SET OF TASKS
[A] Translate this sentence from the GoldSim pathway text into Spanish: "The External pathway element is a specialized version of the External element."
[B] Answer these questions from the GoldSim pathway text.
(i) In what form is the external module linked into GoldSim at run time?
(ii) What approach do Network pathways use to simulate networks of one-dimensional conduits?
(iii) Within which module are Network pathways available?
[C] Retype the stretch of the GoldSim pathway text from "As such, the" through "an external program.".
━━━━━ SOURCE EXTRACT ━━━━━
But what if you would like to integrate not just a flow solver, but an external program module that carries out the contaminant transport calculations themselves (e.g., using a finite element or finite difference approach)? The External pathway element allows you to do this.  

The External pathway element is a specialized version of the External element. The module is linked into GoldSim as a DLL (Dynamic Link Library) at run time. Integrating an External pathway into GoldSim in this way requires that you develop a "wrapper" (or "shell") around the module (and hence requires some programming), and compile it into a DLL.

You define the manner in which the External Pathway is linked to the rest of the GoldSim pathway network by specifying the input mass flux links (i.e., the pathway(s) that discharge mass to the External Pathway) and the output mass flux links (i.e., the pathway(s) to which the External Pathway discharges mass).  GoldSim then automatically calls the function representing the External Pathway at the appropriate times, passing the appropriate information back and forth between GoldSim and the function.

As such, the External pathway can “communicate with” Cell, Aquifer or Pipe pathways in your model.  This allows you, for example, to model part of the system using traditional GoldSim pathways (Cells, Aquifers and Pipes), but part of the system that perhaps needs to represented in greater detail using an external program.

Because your external module is completely defined and created by you, External pathways are extremely flexible. You determine the manner in which the External Pathway operates on the contaminant mass it receives: the External Pathway may be a simple one-dimensional representation, or could be a complex three-dimensional model. Care must be taken, of course, to ensure that the external calculations preserve mass balance.

Using Network pathways to simulate transport through fractured rock systems

Network pathways use a Laplace-transform approach to provide a computationally efficient way to simulate large, complex networks of one-dimensional conduits in order to describe contaminant transport through fractured rock systems:

A Network pathway is made up of multiple “pipes”.  The fact that these are referred to as pipes is not coincidental; each fracture network pipe has all the features and capabilities of the Pipe pathways discussed previously.  In fact, Network pathways are effectively large collections of Pipe pathways.

Network Pathways require specification of a fracture network, which can be entered by hand, but more likely would be generated by a discrete fracture network generation and flow simulation code.  The fracture network identifies all of the pipes in the network, the manner in which they are connected, and each pipe's geometry and flow rate.

In addition, for each pipe in the fracture network, a fracture set is specified, which identifies the transport properties of the pipe (e.g., porous infill material, coating material, properties of matrix diffusion zones, etc.):

The network of pipes can be very large (e.g., 100,000 pipes).  This allows complex and realistic fracture systems to be simulated. The ability to solve Network pathways efficiently results from the fact that it is possible to develop a Laplace-transformed transfer matrix for an entire network of Pipe pathways by simple additions and multiplications of the transformed transfer matrices for each individual pathway.  Once the network transfer matrix/matrices are developed, then the transport calculations for the network are no more time-consuming than for a single Pipe pathway.  The only extra computational expense is the time required for the creation of the network transfer matrix at the beginning of the simulation.  For even quite large networks this time is not excessive.

Note: Network pathways are only available within the RT Module.  They are not available within the CT Module.
━━━━━ EXTRACTED ENTRIES ━━━━━
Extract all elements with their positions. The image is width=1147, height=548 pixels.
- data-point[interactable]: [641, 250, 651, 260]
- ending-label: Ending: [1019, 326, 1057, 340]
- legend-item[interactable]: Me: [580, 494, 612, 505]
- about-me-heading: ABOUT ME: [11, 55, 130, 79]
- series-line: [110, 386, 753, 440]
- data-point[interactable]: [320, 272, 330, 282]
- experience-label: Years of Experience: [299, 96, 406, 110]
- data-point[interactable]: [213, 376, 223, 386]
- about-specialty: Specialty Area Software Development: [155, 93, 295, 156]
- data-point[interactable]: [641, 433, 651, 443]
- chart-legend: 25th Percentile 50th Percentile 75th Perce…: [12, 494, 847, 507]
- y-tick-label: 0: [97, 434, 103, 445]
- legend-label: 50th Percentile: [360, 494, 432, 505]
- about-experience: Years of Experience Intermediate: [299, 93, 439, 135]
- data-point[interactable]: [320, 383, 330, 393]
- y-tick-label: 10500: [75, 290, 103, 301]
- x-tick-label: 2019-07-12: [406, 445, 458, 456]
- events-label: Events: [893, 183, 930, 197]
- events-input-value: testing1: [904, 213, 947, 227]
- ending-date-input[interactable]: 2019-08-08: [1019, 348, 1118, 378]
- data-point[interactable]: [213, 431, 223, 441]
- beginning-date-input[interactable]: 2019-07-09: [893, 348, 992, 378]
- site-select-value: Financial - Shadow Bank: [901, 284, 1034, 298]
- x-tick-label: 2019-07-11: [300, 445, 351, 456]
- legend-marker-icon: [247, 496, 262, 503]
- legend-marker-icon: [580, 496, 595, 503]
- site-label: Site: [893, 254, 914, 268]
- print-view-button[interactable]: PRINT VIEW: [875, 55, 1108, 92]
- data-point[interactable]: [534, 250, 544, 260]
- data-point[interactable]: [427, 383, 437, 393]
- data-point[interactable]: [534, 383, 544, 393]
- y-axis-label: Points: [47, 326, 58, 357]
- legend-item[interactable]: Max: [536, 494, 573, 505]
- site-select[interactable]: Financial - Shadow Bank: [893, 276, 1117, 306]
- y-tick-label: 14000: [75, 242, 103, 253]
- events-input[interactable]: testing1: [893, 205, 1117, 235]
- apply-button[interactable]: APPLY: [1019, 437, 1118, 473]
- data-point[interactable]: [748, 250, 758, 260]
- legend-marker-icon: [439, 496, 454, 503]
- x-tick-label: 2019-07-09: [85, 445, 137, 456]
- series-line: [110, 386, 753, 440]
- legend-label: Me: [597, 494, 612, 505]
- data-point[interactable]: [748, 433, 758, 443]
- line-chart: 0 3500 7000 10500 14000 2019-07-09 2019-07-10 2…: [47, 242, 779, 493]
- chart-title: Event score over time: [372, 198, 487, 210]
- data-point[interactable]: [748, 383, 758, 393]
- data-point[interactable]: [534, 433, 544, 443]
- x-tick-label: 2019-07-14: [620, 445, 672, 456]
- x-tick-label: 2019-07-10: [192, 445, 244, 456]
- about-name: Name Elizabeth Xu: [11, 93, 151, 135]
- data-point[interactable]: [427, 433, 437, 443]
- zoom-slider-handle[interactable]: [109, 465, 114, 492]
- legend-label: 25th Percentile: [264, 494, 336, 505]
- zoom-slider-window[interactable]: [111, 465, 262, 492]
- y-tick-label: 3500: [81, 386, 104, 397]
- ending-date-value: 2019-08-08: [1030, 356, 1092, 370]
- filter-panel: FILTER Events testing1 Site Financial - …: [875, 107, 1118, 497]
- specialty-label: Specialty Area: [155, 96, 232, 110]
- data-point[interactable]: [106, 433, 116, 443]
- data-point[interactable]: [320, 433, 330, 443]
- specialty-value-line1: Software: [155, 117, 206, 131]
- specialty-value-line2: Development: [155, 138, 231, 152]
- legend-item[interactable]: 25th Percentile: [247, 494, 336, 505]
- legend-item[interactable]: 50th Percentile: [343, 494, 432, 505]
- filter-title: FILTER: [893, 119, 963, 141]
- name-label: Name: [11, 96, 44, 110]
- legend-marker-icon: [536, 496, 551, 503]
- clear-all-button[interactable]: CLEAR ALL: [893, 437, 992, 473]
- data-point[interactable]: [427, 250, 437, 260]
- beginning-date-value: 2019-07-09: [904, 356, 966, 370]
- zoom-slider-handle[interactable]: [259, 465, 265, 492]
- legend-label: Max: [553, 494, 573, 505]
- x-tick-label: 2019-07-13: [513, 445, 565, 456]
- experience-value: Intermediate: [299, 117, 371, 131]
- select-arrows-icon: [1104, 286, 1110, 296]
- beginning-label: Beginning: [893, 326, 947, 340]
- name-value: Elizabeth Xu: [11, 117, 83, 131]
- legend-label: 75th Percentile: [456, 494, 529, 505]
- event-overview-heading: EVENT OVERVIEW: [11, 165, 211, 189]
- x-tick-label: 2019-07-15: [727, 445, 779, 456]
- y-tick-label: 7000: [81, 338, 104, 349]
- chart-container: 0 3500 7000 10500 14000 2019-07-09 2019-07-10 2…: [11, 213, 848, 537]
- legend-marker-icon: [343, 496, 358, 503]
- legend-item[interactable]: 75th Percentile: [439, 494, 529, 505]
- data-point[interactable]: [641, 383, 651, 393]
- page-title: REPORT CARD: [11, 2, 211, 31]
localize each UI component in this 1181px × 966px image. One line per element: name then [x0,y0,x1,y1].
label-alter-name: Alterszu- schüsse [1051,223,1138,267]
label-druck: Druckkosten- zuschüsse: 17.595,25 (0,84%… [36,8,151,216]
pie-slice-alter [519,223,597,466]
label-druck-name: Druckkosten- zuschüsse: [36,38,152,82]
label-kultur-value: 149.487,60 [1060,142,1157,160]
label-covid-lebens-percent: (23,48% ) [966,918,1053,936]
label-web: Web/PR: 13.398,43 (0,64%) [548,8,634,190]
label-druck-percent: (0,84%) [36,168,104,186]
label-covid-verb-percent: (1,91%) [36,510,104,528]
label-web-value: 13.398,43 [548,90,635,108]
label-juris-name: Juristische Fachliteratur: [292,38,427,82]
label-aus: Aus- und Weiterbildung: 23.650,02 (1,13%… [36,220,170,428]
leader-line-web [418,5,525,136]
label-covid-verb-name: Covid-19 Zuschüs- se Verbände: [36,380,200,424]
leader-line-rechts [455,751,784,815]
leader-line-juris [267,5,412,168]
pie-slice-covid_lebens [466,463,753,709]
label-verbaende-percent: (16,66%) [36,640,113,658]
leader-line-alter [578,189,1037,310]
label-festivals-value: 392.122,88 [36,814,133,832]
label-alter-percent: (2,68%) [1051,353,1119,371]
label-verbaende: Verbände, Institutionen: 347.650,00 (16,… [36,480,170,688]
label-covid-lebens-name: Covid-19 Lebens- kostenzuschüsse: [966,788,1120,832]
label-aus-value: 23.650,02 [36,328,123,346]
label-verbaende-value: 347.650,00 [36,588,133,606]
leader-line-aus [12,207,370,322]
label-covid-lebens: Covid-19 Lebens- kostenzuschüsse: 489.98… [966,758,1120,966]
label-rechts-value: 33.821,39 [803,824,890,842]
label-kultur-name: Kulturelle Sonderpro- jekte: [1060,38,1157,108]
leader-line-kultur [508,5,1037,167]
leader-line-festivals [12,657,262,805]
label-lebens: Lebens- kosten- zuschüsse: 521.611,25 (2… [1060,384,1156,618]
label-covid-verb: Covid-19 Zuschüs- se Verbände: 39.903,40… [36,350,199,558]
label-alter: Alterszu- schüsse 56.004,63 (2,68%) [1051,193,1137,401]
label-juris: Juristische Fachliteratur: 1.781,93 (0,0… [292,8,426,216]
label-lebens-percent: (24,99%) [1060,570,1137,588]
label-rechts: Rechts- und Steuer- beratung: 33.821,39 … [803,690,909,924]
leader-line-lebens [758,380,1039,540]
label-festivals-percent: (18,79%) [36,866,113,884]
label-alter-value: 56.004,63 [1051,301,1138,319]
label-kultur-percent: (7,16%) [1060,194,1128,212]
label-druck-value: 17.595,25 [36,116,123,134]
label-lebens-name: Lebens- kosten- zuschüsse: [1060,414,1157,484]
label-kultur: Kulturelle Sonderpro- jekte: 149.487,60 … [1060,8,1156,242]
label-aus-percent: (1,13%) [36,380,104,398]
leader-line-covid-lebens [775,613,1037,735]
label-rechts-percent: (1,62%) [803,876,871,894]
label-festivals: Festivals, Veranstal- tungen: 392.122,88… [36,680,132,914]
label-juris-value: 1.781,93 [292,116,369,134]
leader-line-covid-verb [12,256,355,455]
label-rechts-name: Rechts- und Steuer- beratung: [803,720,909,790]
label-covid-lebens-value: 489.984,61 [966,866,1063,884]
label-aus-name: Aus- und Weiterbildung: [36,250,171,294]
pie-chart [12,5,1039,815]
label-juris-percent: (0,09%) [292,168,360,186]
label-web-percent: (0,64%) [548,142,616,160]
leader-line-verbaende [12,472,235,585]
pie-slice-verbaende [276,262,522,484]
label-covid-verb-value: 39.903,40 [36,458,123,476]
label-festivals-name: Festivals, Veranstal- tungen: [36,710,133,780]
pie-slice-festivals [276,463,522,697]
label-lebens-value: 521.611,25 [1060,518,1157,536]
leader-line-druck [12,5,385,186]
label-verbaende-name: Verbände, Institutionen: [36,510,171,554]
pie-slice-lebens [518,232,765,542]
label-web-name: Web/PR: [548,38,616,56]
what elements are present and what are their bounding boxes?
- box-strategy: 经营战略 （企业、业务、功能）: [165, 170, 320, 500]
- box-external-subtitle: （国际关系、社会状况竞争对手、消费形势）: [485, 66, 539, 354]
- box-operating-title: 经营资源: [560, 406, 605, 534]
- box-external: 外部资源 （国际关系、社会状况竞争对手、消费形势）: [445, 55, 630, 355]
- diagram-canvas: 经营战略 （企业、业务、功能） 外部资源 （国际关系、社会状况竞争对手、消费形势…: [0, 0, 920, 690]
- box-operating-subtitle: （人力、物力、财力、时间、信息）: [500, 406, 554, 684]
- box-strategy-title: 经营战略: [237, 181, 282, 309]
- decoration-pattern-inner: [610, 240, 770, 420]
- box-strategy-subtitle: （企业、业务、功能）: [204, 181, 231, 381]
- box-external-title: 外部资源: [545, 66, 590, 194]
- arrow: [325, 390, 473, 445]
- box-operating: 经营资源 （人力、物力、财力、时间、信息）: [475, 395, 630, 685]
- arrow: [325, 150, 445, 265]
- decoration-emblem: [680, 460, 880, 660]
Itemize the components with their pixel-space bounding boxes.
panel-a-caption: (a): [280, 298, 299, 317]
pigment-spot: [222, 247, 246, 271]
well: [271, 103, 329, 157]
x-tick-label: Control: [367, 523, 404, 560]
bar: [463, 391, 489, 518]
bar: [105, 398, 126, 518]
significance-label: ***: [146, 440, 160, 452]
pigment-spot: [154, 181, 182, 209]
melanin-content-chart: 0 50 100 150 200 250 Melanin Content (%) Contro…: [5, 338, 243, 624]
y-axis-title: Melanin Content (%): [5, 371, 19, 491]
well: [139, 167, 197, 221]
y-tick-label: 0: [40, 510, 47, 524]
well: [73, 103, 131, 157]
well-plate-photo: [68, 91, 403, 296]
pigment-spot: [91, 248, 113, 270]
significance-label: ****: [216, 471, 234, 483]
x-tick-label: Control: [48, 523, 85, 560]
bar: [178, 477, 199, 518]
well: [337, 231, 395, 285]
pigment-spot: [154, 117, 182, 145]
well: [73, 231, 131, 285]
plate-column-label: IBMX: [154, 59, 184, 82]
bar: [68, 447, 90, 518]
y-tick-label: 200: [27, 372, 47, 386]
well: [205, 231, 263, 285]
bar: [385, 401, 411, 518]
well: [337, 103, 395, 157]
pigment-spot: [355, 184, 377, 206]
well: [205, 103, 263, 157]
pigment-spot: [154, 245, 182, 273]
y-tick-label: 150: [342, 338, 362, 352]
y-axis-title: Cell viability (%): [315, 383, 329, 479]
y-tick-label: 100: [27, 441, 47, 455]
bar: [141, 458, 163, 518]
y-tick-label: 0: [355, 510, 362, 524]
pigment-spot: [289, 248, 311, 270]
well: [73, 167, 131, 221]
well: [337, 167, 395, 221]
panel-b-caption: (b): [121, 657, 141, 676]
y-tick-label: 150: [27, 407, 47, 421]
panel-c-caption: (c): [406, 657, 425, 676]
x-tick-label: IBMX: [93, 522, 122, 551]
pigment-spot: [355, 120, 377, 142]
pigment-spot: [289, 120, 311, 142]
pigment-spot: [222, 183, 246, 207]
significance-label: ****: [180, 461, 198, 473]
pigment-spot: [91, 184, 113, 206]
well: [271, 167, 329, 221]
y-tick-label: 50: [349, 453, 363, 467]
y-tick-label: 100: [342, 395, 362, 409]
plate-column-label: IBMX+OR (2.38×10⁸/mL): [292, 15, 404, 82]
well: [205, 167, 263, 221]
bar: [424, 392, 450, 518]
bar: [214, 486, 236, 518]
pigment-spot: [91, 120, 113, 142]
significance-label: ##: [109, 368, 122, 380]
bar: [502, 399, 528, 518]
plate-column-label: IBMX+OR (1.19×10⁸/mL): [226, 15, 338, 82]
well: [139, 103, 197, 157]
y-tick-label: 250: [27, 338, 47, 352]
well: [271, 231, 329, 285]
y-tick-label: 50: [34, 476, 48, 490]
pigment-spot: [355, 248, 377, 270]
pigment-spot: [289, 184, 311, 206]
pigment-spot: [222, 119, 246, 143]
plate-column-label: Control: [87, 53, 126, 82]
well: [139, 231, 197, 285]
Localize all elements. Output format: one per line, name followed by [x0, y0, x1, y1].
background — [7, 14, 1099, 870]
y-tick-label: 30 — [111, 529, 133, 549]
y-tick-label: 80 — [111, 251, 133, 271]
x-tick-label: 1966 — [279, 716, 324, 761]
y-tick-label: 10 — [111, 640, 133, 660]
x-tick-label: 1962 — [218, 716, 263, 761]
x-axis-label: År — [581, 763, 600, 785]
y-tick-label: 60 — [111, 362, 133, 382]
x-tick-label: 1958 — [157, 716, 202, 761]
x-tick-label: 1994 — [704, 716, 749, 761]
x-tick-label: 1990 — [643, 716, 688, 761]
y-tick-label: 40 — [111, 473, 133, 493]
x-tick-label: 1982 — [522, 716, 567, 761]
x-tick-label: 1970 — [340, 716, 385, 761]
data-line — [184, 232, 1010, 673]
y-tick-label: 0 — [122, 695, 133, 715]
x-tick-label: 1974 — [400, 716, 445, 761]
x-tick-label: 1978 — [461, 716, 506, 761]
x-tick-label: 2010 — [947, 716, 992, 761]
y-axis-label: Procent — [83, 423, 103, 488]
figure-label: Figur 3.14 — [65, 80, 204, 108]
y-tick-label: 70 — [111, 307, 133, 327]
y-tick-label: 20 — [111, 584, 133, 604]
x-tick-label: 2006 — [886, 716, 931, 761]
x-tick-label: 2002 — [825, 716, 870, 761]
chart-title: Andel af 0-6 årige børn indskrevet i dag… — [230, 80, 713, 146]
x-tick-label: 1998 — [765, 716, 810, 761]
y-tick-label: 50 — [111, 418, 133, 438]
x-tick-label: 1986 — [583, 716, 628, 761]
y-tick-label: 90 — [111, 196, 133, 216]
━━━━━
TASK ANSWERS
[A] El elemento External pathway es una versión especializada del elemento External.

[B]
(i) As a DLL (Dynamic Link Library).
(ii) A Laplace-transform approach.
(iii) Only within the RT Module.

[C]
As such, the External pathway can “communicate with” Cell, Aquifer or Pipe pathways in your model.  This allows you, for example, to model part of the system using traditional GoldSim pathways (Cells, Aquifers and Pipes), but part of the system that perhaps needs to represented in greater detail using an external program.